**YOUR OBJECTIVE:**
Where a line of the listing below includes the word "image", reproduce that line.

**Collection entries:**
▬▬▬▬▬▬
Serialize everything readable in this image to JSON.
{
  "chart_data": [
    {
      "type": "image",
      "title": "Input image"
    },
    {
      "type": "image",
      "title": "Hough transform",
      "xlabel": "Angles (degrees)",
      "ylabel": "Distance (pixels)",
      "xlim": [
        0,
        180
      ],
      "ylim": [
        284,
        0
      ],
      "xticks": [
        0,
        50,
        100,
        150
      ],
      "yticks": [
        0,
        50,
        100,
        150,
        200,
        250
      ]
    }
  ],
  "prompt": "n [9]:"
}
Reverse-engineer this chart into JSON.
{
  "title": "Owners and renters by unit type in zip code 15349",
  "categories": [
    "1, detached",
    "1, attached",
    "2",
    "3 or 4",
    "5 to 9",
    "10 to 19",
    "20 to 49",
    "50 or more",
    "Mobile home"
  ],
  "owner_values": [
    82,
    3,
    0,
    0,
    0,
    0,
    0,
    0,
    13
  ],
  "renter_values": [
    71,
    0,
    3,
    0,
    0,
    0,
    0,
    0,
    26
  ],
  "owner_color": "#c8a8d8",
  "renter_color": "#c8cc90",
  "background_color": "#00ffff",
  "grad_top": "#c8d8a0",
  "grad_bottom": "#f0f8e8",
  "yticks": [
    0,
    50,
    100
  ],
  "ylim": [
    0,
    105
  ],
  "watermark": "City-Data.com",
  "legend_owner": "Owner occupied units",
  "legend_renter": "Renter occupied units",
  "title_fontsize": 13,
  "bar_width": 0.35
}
▬▬▬▬▬▬
**EXERCISE OUTPUT:**
Serialize everything readable in this image to JSON.
      "type": "image",
      "title": "Input image"
      "type": "image",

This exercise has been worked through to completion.